---------- DATA PROVIDED ----------
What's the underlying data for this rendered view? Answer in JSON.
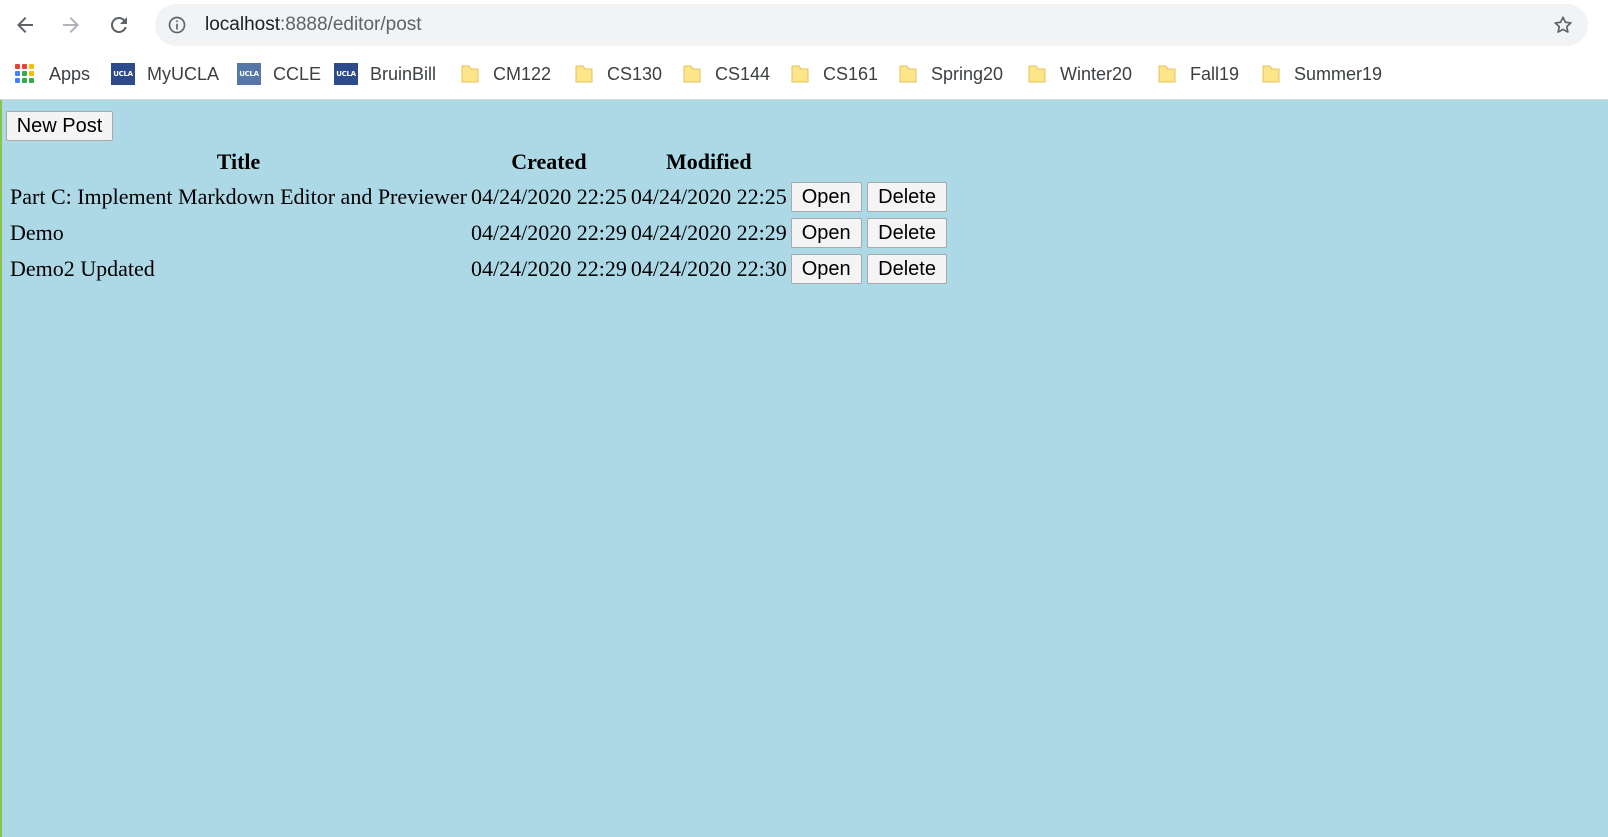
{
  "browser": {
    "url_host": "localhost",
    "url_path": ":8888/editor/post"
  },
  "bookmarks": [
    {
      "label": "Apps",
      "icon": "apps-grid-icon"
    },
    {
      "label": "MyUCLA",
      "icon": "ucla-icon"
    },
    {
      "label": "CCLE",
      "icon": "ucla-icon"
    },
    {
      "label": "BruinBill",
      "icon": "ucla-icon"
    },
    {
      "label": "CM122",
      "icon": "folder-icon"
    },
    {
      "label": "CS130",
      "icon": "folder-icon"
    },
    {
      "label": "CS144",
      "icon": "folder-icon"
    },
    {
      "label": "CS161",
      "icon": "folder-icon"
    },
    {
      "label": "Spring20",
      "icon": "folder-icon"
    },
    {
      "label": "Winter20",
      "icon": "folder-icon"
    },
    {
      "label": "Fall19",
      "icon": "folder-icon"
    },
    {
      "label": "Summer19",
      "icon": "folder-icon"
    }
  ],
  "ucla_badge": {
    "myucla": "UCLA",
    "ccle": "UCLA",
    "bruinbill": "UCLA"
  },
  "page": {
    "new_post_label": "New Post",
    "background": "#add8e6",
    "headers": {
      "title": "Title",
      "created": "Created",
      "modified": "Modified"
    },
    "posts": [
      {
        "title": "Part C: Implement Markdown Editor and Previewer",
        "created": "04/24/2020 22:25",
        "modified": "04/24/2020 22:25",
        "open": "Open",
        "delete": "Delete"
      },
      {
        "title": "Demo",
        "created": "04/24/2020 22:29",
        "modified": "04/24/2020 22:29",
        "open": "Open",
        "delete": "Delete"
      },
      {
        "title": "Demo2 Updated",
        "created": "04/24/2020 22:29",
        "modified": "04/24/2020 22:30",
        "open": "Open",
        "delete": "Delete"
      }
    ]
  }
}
----------
TASK INSTRUCTIONS: Give the data above again in full and unchanged, skipping the pictures.

ANSWER TO THE TASK:
What's the underlying data for this rendered view? Answer in JSON.
{
  "browser": {
    "url_host": "localhost",
    "url_path": ":8888/editor/post"
  },
  "bookmarks": [
    {
      "label": "Apps",
      "icon": "apps-grid-icon"
    },
    {
      "label": "MyUCLA",
      "icon": "ucla-icon"
    },
    {
      "label": "CCLE",
      "icon": "ucla-icon"
    },
    {
      "label": "BruinBill",
      "icon": "ucla-icon"
    },
    {
      "label": "CM122",
      "icon": "folder-icon"
    },
    {
      "label": "CS130",
      "icon": "folder-icon"
    },
    {
      "label": "CS144",
      "icon": "folder-icon"
    },
    {
      "label": "CS161",
      "icon": "folder-icon"
    },
    {
      "label": "Spring20",
      "icon": "folder-icon"
    },
    {
      "label": "Winter20",
      "icon": "folder-icon"
    },
    {
      "label": "Fall19",
      "icon": "folder-icon"
    },
    {
      "label": "Summer19",
      "icon": "folder-icon"
    }
  ],
  "ucla_badge": {
    "myucla": "UCLA",
    "ccle": "UCLA",
    "bruinbill": "UCLA"
  },
  "page": {
    "new_post_label": "New Post",
    "background": "#add8e6",
    "headers": {
      "title": "Title",
      "created": "Created",
      "modified": "Modified"
    },
    "posts": [
      {
        "title": "Part C: Implement Markdown Editor and Previewer",
        "created": "04/24/2020 22:25",
        "modified": "04/24/2020 22:25",
        "open": "Open",
        "delete": "Delete"
      },
      {
        "title": "Demo",
        "created": "04/24/2020 22:29",
        "modified": "04/24/2020 22:29",
        "open": "Open",
        "delete": "Delete"
      },
      {
        "title": "Demo2 Updated",
        "created": "04/24/2020 22:29",
        "modified": "04/24/2020 22:30",
        "open": "Open",
        "delete": "Delete"
      }
    ]
  }
}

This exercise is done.